Exercise input:
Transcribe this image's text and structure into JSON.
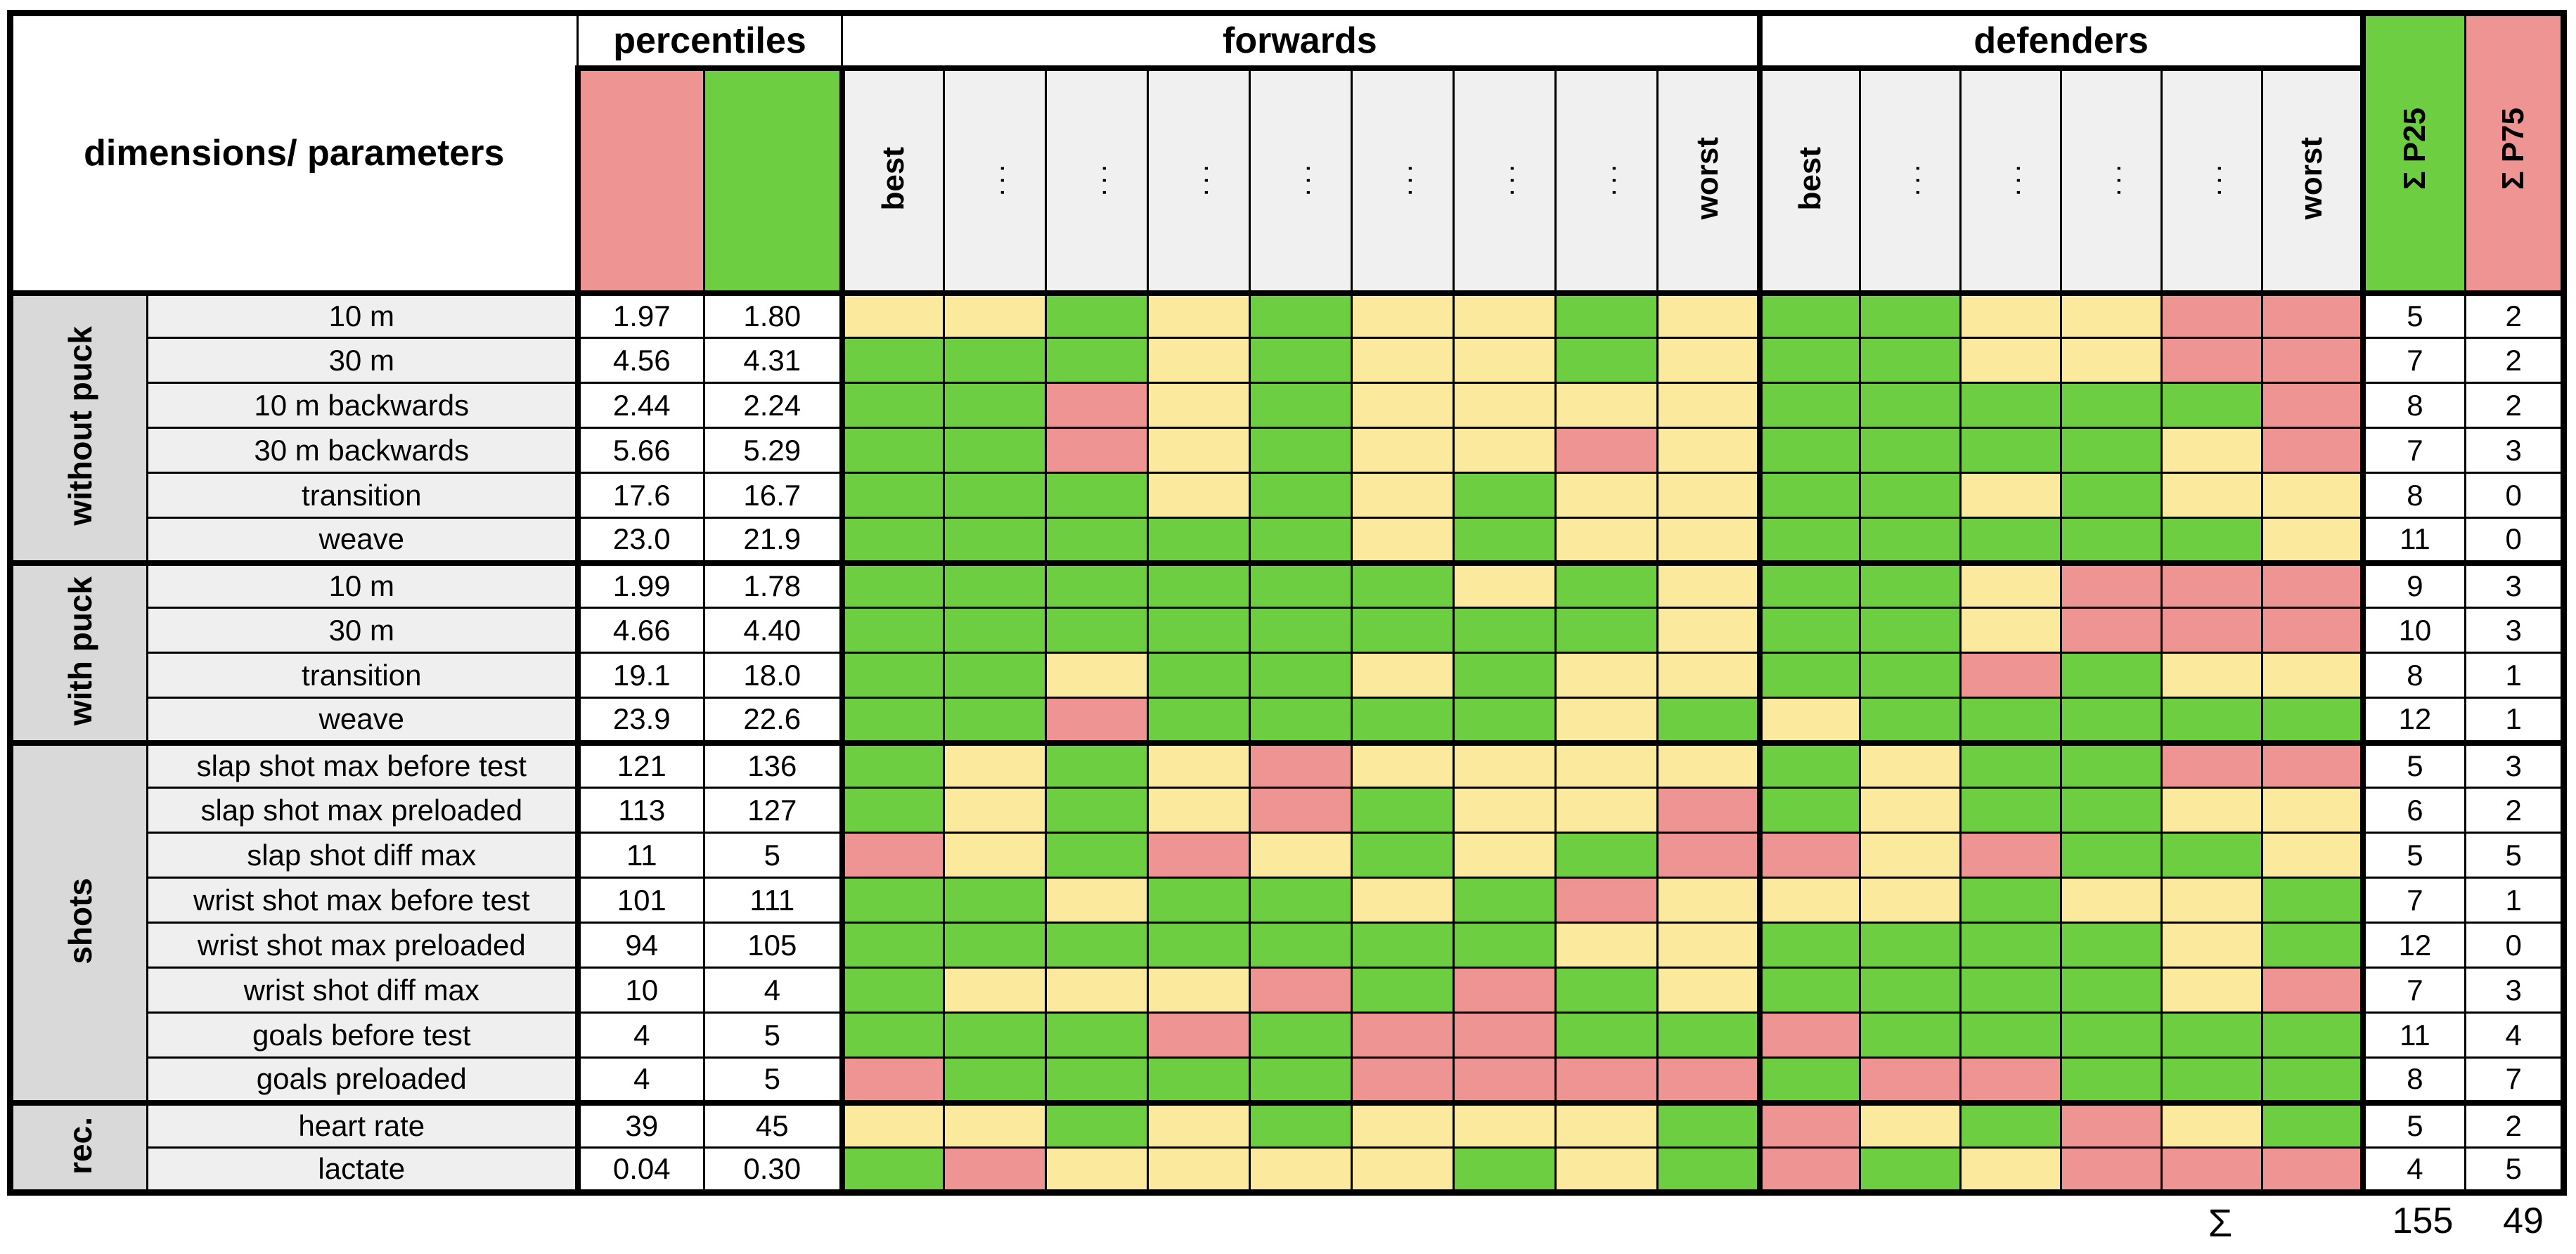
{
  "header": {
    "dimensions_label": "dimensions/ parameters",
    "percentiles_label": "percentiles",
    "forwards_label": "forwards",
    "defenders_label": "defenders",
    "best_label": "best",
    "worst_label": "worst",
    "dots_label": "...",
    "sum_p25_label": "Σ P25",
    "sum_p75_label": "Σ P75",
    "forwards_player_columns": 9,
    "defenders_player_columns": 6
  },
  "colors": {
    "G": "#6dce41",
    "Y": "#fbe99d",
    "R": "#ee9594",
    "green_accent": "#6dce41",
    "yellow_accent": "#fbe99d",
    "red_accent": "#ee9594",
    "group_label_bg": "#d9d9d9",
    "param_label_bg": "#efefef",
    "rotated_header_bg": "#f0f0f0"
  },
  "legend_note": "cell codes: G=green (better than P25), Y=yellow (between percentiles), R=red (worse than P75)",
  "groups": [
    {
      "label": "without puck",
      "rows": [
        {
          "param": "10 m",
          "p75": "1.97",
          "p25": "1.80",
          "forwards": [
            "Y",
            "Y",
            "G",
            "Y",
            "G",
            "Y",
            "Y",
            "G",
            "Y"
          ],
          "defenders": [
            "G",
            "G",
            "Y",
            "Y",
            "R",
            "R"
          ],
          "sum_p25": "5",
          "sum_p75": "2"
        },
        {
          "param": "30 m",
          "p75": "4.56",
          "p25": "4.31",
          "forwards": [
            "G",
            "G",
            "G",
            "Y",
            "G",
            "Y",
            "Y",
            "G",
            "Y"
          ],
          "defenders": [
            "G",
            "G",
            "Y",
            "Y",
            "R",
            "R"
          ],
          "sum_p25": "7",
          "sum_p75": "2"
        },
        {
          "param": "10 m backwards",
          "p75": "2.44",
          "p25": "2.24",
          "forwards": [
            "G",
            "G",
            "R",
            "Y",
            "G",
            "Y",
            "Y",
            "Y",
            "Y"
          ],
          "defenders": [
            "G",
            "G",
            "G",
            "G",
            "G",
            "R"
          ],
          "sum_p25": "8",
          "sum_p75": "2"
        },
        {
          "param": "30 m backwards",
          "p75": "5.66",
          "p25": "5.29",
          "forwards": [
            "G",
            "G",
            "R",
            "Y",
            "G",
            "Y",
            "Y",
            "R",
            "Y"
          ],
          "defenders": [
            "G",
            "G",
            "G",
            "G",
            "Y",
            "R"
          ],
          "sum_p25": "7",
          "sum_p75": "3"
        },
        {
          "param": "transition",
          "p75": "17.6",
          "p25": "16.7",
          "forwards": [
            "G",
            "G",
            "G",
            "Y",
            "G",
            "Y",
            "G",
            "Y",
            "Y"
          ],
          "defenders": [
            "G",
            "G",
            "Y",
            "G",
            "Y",
            "Y"
          ],
          "sum_p25": "8",
          "sum_p75": "0"
        },
        {
          "param": "weave",
          "p75": "23.0",
          "p25": "21.9",
          "forwards": [
            "G",
            "G",
            "G",
            "G",
            "G",
            "Y",
            "G",
            "Y",
            "Y"
          ],
          "defenders": [
            "G",
            "G",
            "G",
            "G",
            "G",
            "Y"
          ],
          "sum_p25": "11",
          "sum_p75": "0"
        }
      ]
    },
    {
      "label": "with puck",
      "rows": [
        {
          "param": "10 m",
          "p75": "1.99",
          "p25": "1.78",
          "forwards": [
            "G",
            "G",
            "G",
            "G",
            "G",
            "G",
            "Y",
            "G",
            "Y"
          ],
          "defenders": [
            "G",
            "G",
            "Y",
            "R",
            "R",
            "R"
          ],
          "sum_p25": "9",
          "sum_p75": "3"
        },
        {
          "param": "30 m",
          "p75": "4.66",
          "p25": "4.40",
          "forwards": [
            "G",
            "G",
            "G",
            "G",
            "G",
            "G",
            "G",
            "G",
            "Y"
          ],
          "defenders": [
            "G",
            "G",
            "Y",
            "R",
            "R",
            "R"
          ],
          "sum_p25": "10",
          "sum_p75": "3"
        },
        {
          "param": "transition",
          "p75": "19.1",
          "p25": "18.0",
          "forwards": [
            "G",
            "G",
            "Y",
            "G",
            "G",
            "Y",
            "G",
            "Y",
            "Y"
          ],
          "defenders": [
            "G",
            "G",
            "R",
            "G",
            "Y",
            "Y"
          ],
          "sum_p25": "8",
          "sum_p75": "1"
        },
        {
          "param": "weave",
          "p75": "23.9",
          "p25": "22.6",
          "forwards": [
            "G",
            "G",
            "R",
            "G",
            "G",
            "G",
            "G",
            "Y",
            "G"
          ],
          "defenders": [
            "Y",
            "G",
            "G",
            "G",
            "G",
            "G"
          ],
          "sum_p25": "12",
          "sum_p75": "1"
        }
      ]
    },
    {
      "label": "shots",
      "rows": [
        {
          "param": "slap shot max before test",
          "p75": "121",
          "p25": "136",
          "forwards": [
            "G",
            "Y",
            "G",
            "Y",
            "R",
            "Y",
            "Y",
            "Y",
            "Y"
          ],
          "defenders": [
            "G",
            "Y",
            "G",
            "G",
            "R",
            "R"
          ],
          "sum_p25": "5",
          "sum_p75": "3"
        },
        {
          "param": "slap shot max preloaded",
          "p75": "113",
          "p25": "127",
          "forwards": [
            "G",
            "Y",
            "G",
            "Y",
            "R",
            "G",
            "Y",
            "Y",
            "R"
          ],
          "defenders": [
            "G",
            "Y",
            "G",
            "G",
            "Y",
            "Y"
          ],
          "sum_p25": "6",
          "sum_p75": "2"
        },
        {
          "param": "slap shot diff max",
          "p75": "11",
          "p25": "5",
          "forwards": [
            "R",
            "Y",
            "G",
            "R",
            "Y",
            "G",
            "Y",
            "G",
            "R"
          ],
          "defenders": [
            "R",
            "Y",
            "R",
            "G",
            "G",
            "Y"
          ],
          "sum_p25": "5",
          "sum_p75": "5"
        },
        {
          "param": "wrist shot max before test",
          "p75": "101",
          "p25": "111",
          "forwards": [
            "G",
            "G",
            "Y",
            "G",
            "G",
            "Y",
            "G",
            "R",
            "Y"
          ],
          "defenders": [
            "Y",
            "Y",
            "G",
            "Y",
            "Y",
            "G"
          ],
          "sum_p25": "7",
          "sum_p75": "1"
        },
        {
          "param": "wrist shot max preloaded",
          "p75": "94",
          "p25": "105",
          "forwards": [
            "G",
            "G",
            "G",
            "G",
            "G",
            "G",
            "G",
            "Y",
            "Y"
          ],
          "defenders": [
            "G",
            "G",
            "G",
            "G",
            "Y",
            "G"
          ],
          "sum_p25": "12",
          "sum_p75": "0"
        },
        {
          "param": "wrist shot diff max",
          "p75": "10",
          "p25": "4",
          "forwards": [
            "G",
            "Y",
            "Y",
            "Y",
            "R",
            "G",
            "R",
            "G",
            "Y"
          ],
          "defenders": [
            "G",
            "G",
            "G",
            "G",
            "Y",
            "R"
          ],
          "sum_p25": "7",
          "sum_p75": "3"
        },
        {
          "param": "goals before test",
          "p75": "4",
          "p25": "5",
          "forwards": [
            "G",
            "G",
            "G",
            "R",
            "G",
            "R",
            "R",
            "G",
            "G"
          ],
          "defenders": [
            "R",
            "G",
            "G",
            "G",
            "G",
            "G"
          ],
          "sum_p25": "11",
          "sum_p75": "4"
        },
        {
          "param": "goals preloaded",
          "p75": "4",
          "p25": "5",
          "forwards": [
            "R",
            "G",
            "G",
            "G",
            "G",
            "R",
            "R",
            "R",
            "R"
          ],
          "defenders": [
            "G",
            "R",
            "R",
            "G",
            "G",
            "G"
          ],
          "sum_p25": "8",
          "sum_p75": "7"
        }
      ]
    },
    {
      "label": "rec.",
      "rows": [
        {
          "param": "heart rate",
          "p75": "39",
          "p25": "45",
          "forwards": [
            "Y",
            "Y",
            "G",
            "Y",
            "G",
            "Y",
            "Y",
            "Y",
            "G"
          ],
          "defenders": [
            "R",
            "Y",
            "G",
            "R",
            "Y",
            "G"
          ],
          "sum_p25": "5",
          "sum_p75": "2"
        },
        {
          "param": "lactate",
          "p75": "0.04",
          "p25": "0.30",
          "forwards": [
            "G",
            "R",
            "Y",
            "Y",
            "Y",
            "Y",
            "G",
            "Y",
            "G"
          ],
          "defenders": [
            "R",
            "G",
            "Y",
            "R",
            "R",
            "R"
          ],
          "sum_p25": "4",
          "sum_p75": "5"
        }
      ]
    }
  ],
  "footer": {
    "sigma_label": "Σ",
    "total_p25": "155",
    "total_p75": "49"
  }
}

What is expected:
Copy out all lines that carry the word "backwards".

Exercise result:
          "param": "10 m backwards",
          "param": "30 m backwards",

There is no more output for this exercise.